### Task to carry out:
Single out the lines of the material that contain "name" and copy them.

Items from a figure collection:
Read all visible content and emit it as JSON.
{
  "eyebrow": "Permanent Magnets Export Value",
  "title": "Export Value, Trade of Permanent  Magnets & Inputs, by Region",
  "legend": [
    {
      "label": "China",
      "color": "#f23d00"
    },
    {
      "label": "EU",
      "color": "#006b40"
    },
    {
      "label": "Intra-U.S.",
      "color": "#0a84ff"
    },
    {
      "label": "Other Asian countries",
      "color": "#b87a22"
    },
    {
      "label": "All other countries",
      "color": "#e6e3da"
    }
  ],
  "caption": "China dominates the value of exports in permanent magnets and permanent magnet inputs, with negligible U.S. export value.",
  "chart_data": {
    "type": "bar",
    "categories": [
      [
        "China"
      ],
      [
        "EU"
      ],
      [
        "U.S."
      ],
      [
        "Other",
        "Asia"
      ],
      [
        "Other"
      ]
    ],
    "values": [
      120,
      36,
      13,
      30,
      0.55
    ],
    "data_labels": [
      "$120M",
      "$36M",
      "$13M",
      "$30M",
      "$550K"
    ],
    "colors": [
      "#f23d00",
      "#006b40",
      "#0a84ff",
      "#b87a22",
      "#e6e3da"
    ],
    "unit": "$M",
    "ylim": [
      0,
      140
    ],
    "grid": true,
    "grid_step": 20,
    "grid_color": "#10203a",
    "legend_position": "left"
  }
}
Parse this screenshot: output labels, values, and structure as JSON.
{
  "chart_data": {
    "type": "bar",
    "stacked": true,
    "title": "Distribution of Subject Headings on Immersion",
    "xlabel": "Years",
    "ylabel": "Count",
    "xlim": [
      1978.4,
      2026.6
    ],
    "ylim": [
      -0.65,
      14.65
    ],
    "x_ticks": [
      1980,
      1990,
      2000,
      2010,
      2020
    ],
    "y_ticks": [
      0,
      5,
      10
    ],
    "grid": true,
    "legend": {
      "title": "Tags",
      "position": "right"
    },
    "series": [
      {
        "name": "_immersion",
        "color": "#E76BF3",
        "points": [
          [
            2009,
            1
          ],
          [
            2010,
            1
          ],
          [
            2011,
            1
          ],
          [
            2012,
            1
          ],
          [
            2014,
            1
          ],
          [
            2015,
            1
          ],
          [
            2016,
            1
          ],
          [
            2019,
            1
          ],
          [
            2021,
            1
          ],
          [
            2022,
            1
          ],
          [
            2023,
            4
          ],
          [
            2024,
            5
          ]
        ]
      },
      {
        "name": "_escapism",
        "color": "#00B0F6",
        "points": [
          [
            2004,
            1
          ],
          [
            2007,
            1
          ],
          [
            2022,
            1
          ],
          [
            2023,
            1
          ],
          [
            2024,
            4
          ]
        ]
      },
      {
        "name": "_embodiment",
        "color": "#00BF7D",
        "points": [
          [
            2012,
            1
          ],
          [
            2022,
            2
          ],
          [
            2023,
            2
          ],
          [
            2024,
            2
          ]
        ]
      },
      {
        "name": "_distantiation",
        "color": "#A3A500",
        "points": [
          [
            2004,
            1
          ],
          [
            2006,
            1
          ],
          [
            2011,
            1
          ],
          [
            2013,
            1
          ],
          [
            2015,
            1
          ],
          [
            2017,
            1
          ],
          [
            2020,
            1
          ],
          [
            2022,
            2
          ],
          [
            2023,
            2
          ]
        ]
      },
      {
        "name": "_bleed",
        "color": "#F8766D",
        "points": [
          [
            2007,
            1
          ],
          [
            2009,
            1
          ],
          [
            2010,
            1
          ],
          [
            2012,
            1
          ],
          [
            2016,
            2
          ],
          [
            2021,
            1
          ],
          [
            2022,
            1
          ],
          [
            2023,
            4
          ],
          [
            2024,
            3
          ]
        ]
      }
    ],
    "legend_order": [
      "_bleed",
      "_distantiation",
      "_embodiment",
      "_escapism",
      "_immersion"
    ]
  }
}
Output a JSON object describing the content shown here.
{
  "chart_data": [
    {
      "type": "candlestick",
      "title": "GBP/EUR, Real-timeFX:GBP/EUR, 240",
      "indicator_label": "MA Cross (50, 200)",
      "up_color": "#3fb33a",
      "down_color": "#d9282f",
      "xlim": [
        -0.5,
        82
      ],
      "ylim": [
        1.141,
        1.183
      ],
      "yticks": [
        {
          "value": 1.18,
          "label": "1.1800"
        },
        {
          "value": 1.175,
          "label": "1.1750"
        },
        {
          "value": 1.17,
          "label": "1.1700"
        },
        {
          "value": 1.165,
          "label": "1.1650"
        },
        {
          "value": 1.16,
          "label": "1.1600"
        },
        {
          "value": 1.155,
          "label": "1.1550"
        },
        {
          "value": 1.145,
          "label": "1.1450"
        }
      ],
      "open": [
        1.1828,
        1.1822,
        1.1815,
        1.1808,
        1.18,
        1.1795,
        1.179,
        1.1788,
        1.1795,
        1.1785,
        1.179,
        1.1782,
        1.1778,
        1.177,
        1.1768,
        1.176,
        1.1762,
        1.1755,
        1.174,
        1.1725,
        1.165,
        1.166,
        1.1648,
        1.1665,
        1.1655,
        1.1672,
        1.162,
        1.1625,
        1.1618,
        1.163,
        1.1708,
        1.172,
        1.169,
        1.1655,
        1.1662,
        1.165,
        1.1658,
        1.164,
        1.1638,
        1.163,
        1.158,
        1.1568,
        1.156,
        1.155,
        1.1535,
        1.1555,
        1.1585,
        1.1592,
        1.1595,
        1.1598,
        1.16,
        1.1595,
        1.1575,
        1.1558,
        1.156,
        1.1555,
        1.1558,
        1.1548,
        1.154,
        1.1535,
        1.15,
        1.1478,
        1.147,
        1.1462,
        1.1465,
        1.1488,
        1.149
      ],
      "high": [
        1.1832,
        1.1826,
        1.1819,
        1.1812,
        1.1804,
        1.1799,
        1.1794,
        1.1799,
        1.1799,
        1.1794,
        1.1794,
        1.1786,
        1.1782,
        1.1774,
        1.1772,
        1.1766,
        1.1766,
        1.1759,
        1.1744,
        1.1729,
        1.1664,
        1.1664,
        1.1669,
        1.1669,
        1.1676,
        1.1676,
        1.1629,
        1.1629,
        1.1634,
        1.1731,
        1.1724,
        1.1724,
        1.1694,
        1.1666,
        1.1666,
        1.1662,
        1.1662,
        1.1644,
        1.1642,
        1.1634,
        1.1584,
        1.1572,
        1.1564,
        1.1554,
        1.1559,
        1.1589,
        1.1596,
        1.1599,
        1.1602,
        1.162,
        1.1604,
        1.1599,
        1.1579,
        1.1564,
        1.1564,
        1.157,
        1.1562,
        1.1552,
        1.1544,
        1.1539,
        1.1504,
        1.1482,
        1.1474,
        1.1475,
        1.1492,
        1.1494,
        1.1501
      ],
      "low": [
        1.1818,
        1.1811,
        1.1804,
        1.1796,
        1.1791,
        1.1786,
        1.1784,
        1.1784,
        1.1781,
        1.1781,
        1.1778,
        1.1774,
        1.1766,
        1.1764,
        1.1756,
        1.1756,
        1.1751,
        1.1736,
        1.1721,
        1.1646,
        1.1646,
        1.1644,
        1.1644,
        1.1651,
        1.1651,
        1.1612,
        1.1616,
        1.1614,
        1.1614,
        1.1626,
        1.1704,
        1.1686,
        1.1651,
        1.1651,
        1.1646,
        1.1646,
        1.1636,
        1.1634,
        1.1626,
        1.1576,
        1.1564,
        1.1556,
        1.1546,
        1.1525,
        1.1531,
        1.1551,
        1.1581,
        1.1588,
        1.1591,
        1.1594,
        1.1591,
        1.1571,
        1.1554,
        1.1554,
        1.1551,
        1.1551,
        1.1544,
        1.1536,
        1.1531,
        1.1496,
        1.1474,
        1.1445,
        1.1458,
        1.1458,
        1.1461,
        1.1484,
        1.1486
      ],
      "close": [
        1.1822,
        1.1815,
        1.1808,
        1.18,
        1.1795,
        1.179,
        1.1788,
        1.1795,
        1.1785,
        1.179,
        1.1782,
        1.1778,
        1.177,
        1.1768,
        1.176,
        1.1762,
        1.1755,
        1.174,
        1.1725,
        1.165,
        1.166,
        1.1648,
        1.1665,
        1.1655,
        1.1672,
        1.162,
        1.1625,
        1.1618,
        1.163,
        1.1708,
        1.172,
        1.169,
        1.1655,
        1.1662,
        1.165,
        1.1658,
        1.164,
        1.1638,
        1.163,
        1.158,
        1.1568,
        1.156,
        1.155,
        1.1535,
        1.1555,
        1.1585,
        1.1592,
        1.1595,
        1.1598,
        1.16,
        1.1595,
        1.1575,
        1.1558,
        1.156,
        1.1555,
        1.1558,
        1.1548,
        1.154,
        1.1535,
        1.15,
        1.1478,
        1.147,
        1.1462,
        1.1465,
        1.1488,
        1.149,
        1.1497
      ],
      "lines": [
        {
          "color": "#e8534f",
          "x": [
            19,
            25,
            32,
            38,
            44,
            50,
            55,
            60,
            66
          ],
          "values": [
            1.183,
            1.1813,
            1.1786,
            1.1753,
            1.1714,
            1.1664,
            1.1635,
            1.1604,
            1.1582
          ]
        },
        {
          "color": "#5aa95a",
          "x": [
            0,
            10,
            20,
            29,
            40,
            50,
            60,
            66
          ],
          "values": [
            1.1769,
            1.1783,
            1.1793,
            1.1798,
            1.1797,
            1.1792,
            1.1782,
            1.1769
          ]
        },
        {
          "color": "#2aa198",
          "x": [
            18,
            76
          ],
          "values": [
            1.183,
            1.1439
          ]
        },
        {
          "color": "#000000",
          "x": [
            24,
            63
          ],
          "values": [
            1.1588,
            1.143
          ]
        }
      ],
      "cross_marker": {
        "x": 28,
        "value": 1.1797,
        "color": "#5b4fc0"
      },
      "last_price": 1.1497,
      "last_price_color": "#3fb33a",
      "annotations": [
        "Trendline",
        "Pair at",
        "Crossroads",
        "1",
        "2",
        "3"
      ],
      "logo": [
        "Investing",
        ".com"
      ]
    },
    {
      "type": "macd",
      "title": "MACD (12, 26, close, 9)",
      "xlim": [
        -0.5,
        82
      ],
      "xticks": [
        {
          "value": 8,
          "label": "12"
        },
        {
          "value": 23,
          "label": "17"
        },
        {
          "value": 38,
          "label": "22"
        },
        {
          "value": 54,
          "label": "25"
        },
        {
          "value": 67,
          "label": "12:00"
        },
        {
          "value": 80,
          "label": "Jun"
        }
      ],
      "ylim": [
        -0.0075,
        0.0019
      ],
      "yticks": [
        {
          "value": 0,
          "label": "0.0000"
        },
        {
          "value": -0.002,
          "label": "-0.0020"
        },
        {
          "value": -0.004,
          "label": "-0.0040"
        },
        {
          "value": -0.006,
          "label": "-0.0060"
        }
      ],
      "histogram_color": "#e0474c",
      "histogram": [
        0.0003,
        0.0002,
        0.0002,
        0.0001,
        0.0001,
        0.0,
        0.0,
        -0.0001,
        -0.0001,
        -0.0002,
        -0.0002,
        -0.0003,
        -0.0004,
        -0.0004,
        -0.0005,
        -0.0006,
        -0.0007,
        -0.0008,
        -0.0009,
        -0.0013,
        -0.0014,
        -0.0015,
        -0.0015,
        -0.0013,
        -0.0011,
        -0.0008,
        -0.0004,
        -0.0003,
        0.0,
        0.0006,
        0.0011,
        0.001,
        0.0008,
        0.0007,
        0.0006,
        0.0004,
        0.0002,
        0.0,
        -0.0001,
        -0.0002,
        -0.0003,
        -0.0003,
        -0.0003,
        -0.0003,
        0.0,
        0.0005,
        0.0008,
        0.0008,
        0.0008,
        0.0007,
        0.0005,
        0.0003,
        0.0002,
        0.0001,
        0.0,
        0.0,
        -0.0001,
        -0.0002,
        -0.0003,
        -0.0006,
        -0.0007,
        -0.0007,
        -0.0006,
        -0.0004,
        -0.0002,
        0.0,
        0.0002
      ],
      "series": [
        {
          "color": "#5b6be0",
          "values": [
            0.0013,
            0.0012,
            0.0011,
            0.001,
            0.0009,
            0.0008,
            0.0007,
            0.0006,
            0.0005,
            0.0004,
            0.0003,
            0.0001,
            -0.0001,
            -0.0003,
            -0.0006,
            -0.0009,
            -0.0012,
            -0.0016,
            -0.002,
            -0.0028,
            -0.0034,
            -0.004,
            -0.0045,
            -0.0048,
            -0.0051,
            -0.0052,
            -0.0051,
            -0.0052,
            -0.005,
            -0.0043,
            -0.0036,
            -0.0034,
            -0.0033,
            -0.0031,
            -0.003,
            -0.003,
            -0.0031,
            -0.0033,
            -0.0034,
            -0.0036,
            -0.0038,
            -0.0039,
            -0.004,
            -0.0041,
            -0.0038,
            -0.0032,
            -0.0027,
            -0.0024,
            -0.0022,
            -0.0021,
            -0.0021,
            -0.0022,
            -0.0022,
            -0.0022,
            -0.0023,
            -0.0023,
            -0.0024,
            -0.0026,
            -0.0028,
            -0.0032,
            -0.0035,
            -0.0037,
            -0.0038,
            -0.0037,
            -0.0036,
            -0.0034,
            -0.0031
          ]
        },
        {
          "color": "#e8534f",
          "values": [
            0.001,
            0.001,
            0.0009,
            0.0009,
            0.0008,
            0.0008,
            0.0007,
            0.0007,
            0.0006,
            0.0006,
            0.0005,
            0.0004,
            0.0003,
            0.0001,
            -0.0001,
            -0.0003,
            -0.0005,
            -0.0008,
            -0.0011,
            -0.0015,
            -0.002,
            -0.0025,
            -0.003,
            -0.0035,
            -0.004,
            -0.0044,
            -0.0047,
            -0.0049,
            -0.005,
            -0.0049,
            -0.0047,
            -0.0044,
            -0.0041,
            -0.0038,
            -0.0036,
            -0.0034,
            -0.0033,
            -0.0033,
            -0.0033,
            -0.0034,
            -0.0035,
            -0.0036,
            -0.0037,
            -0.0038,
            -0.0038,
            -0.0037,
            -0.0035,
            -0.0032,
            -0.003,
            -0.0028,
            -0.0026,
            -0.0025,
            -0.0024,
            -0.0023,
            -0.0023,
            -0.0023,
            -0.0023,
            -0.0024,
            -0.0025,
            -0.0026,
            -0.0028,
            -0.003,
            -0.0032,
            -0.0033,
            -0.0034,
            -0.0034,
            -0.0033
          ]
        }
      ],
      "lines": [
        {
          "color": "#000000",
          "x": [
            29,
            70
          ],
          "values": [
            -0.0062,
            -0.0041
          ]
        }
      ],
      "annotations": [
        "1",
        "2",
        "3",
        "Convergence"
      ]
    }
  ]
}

### Result for this exercise:
        "name": "_immersion",
        "name": "_escapism",
        "name": "_embodiment",
        "name": "_distantiation",
        "name": "_bleed",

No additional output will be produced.